PROVIDED DATA ▸
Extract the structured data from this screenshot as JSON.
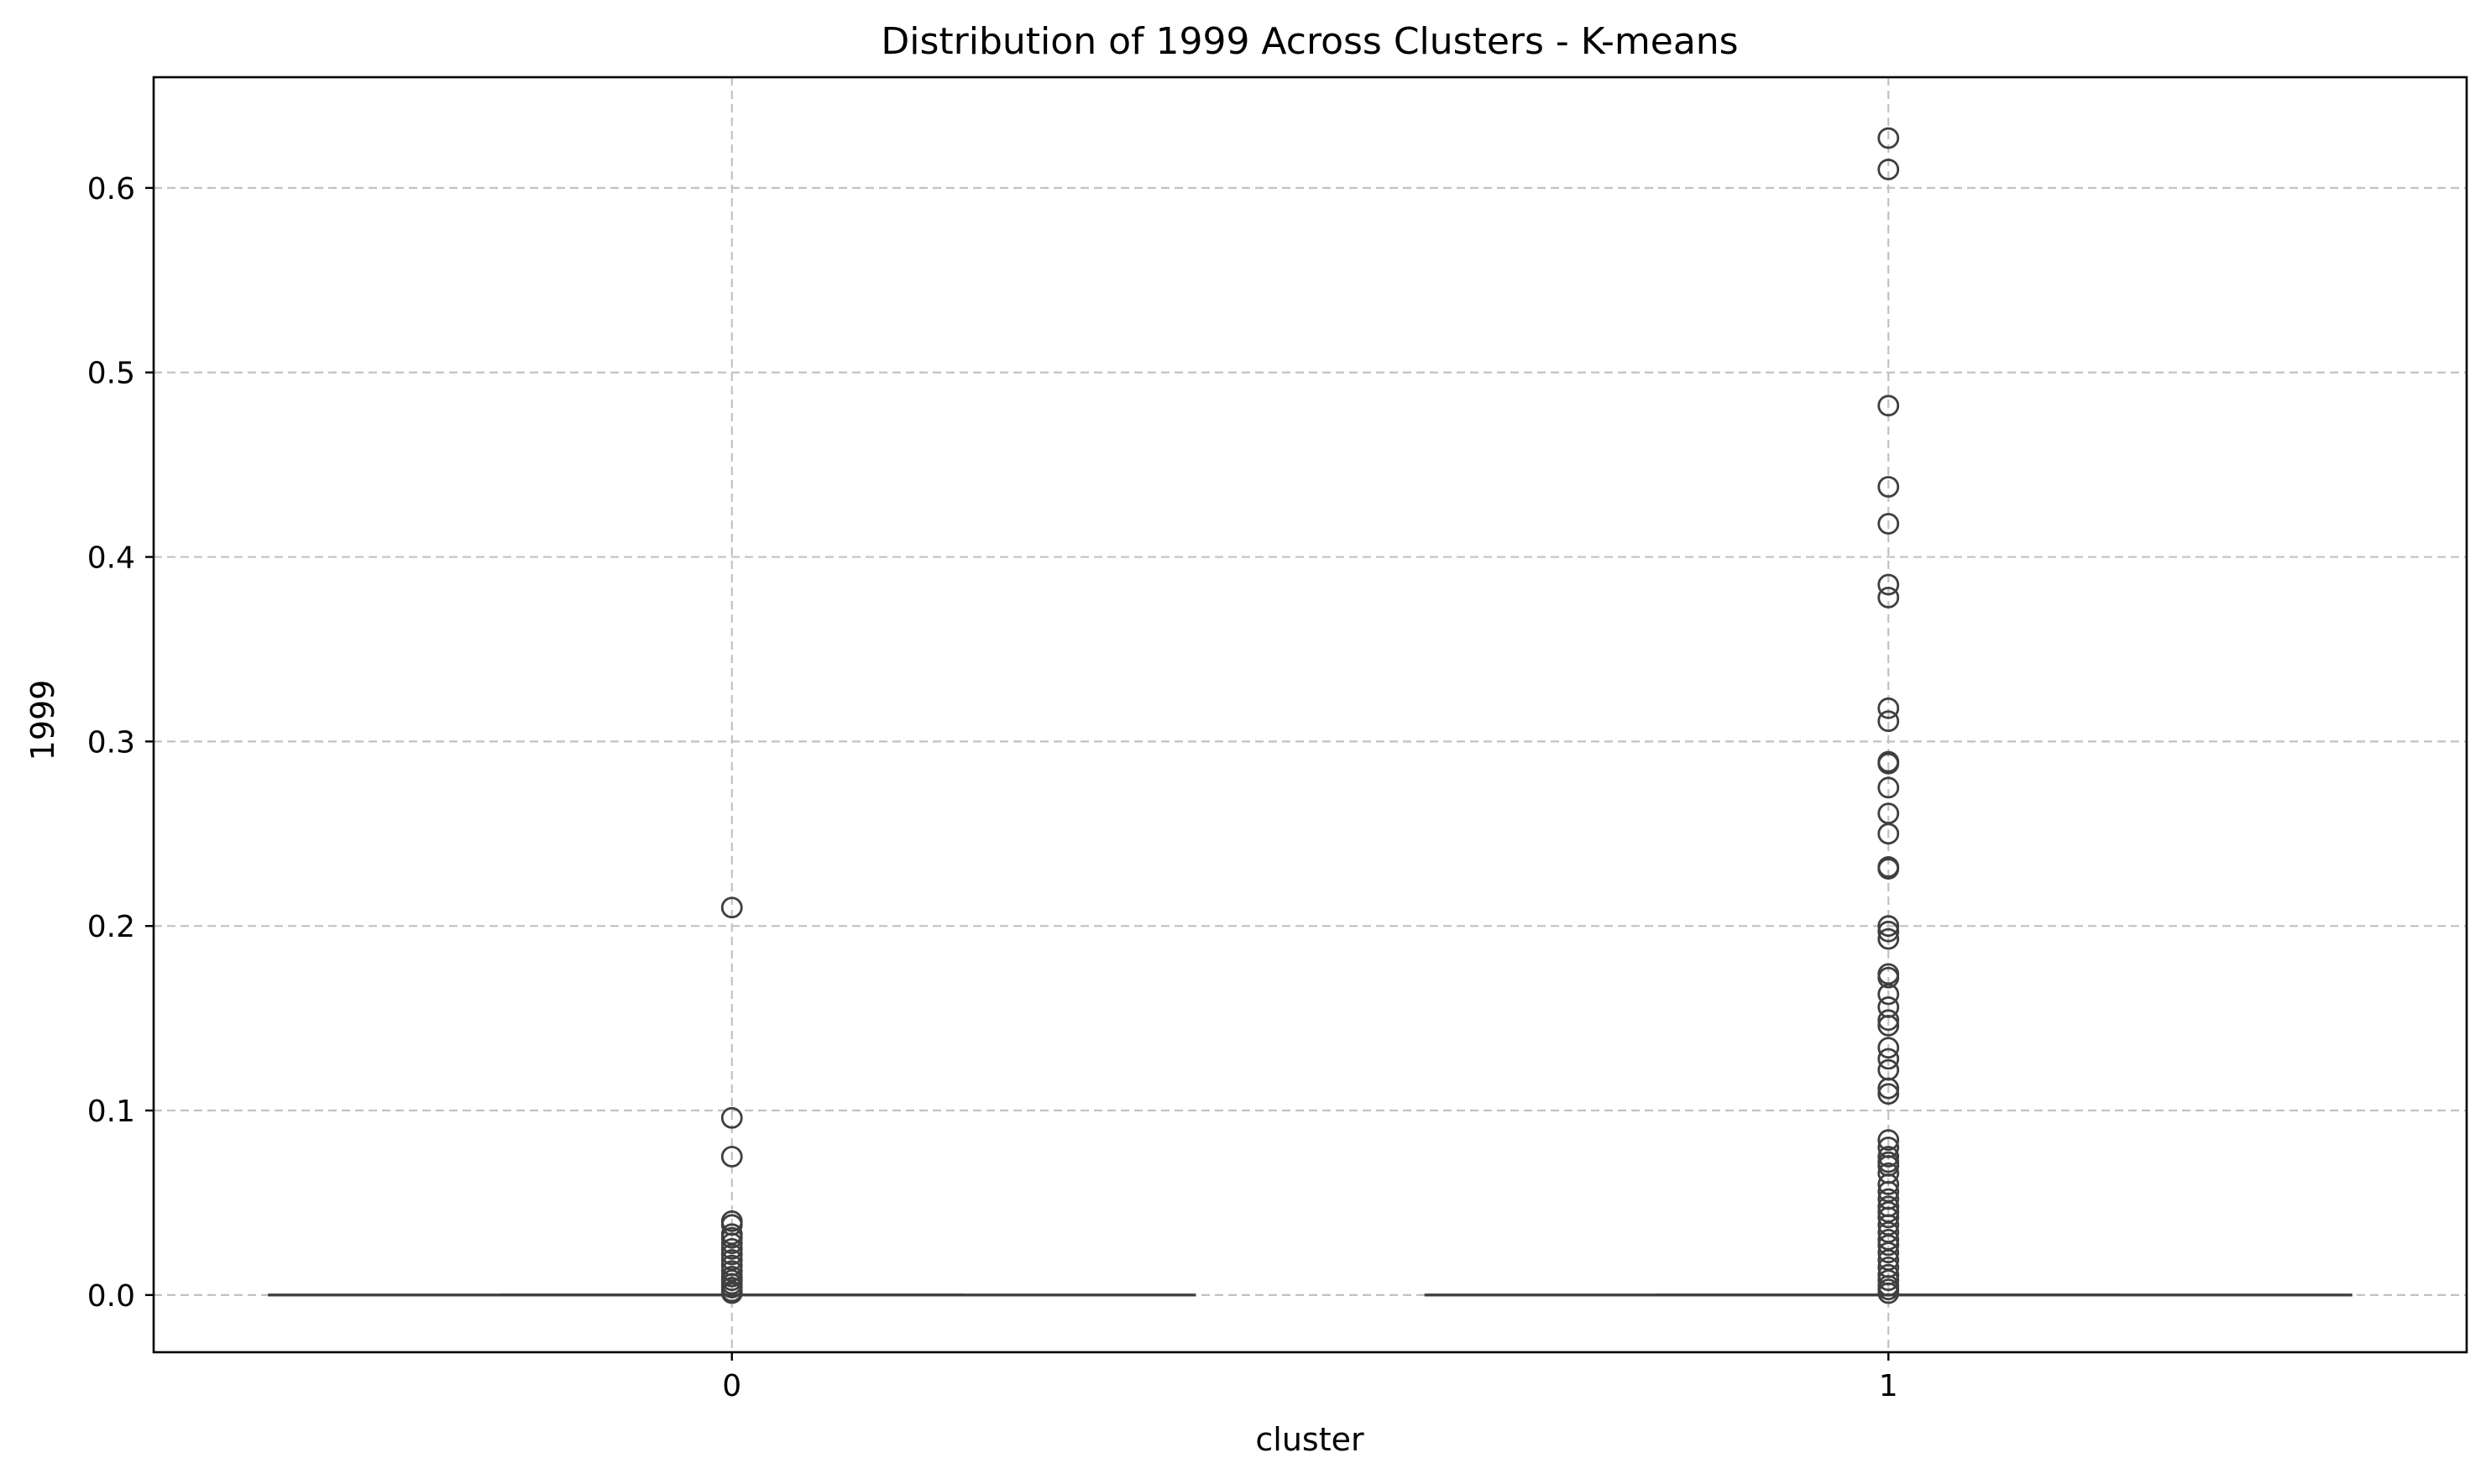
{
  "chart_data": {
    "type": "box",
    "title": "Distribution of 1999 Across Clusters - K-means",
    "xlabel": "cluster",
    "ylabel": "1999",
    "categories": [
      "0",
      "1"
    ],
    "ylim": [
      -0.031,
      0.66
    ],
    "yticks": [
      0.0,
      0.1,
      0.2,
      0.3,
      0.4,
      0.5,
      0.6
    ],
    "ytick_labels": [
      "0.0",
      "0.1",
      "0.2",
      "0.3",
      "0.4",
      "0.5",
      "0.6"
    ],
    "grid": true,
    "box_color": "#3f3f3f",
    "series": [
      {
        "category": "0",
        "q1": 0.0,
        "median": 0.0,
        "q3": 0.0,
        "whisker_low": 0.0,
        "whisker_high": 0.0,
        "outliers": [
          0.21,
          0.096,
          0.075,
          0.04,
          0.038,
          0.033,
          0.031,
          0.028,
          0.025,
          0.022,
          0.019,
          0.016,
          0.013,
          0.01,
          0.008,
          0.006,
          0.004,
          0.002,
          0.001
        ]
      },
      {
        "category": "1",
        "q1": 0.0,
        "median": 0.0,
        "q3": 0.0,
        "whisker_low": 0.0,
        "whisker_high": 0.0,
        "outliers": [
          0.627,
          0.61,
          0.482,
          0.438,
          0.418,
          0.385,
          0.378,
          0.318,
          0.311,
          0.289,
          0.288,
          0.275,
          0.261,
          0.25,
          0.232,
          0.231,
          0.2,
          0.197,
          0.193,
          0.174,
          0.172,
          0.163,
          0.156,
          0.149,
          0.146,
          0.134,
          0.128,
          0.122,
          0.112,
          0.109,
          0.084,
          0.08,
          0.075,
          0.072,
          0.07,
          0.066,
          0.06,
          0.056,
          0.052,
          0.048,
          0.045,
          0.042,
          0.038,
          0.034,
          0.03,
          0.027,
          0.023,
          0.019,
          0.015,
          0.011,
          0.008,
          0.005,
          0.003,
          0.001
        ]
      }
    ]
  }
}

STATED TASK ▸
Repeat each entry exactly as given; no pictures belong in the copy.

CORRECT ANSWER ▸
Extract the structured data from this screenshot as JSON.
{
  "chart_data": {
    "type": "box",
    "title": "Distribution of 1999 Across Clusters - K-means",
    "xlabel": "cluster",
    "ylabel": "1999",
    "categories": [
      "0",
      "1"
    ],
    "ylim": [
      -0.031,
      0.66
    ],
    "yticks": [
      0.0,
      0.1,
      0.2,
      0.3,
      0.4,
      0.5,
      0.6
    ],
    "ytick_labels": [
      "0.0",
      "0.1",
      "0.2",
      "0.3",
      "0.4",
      "0.5",
      "0.6"
    ],
    "grid": true,
    "box_color": "#3f3f3f",
    "series": [
      {
        "category": "0",
        "q1": 0.0,
        "median": 0.0,
        "q3": 0.0,
        "whisker_low": 0.0,
        "whisker_high": 0.0,
        "outliers": [
          0.21,
          0.096,
          0.075,
          0.04,
          0.038,
          0.033,
          0.031,
          0.028,
          0.025,
          0.022,
          0.019,
          0.016,
          0.013,
          0.01,
          0.008,
          0.006,
          0.004,
          0.002,
          0.001
        ]
      },
      {
        "category": "1",
        "q1": 0.0,
        "median": 0.0,
        "q3": 0.0,
        "whisker_low": 0.0,
        "whisker_high": 0.0,
        "outliers": [
          0.627,
          0.61,
          0.482,
          0.438,
          0.418,
          0.385,
          0.378,
          0.318,
          0.311,
          0.289,
          0.288,
          0.275,
          0.261,
          0.25,
          0.232,
          0.231,
          0.2,
          0.197,
          0.193,
          0.174,
          0.172,
          0.163,
          0.156,
          0.149,
          0.146,
          0.134,
          0.128,
          0.122,
          0.112,
          0.109,
          0.084,
          0.08,
          0.075,
          0.072,
          0.07,
          0.066,
          0.06,
          0.056,
          0.052,
          0.048,
          0.045,
          0.042,
          0.038,
          0.034,
          0.03,
          0.027,
          0.023,
          0.019,
          0.015,
          0.011,
          0.008,
          0.005,
          0.003,
          0.001
        ]
      }
    ]
  }
}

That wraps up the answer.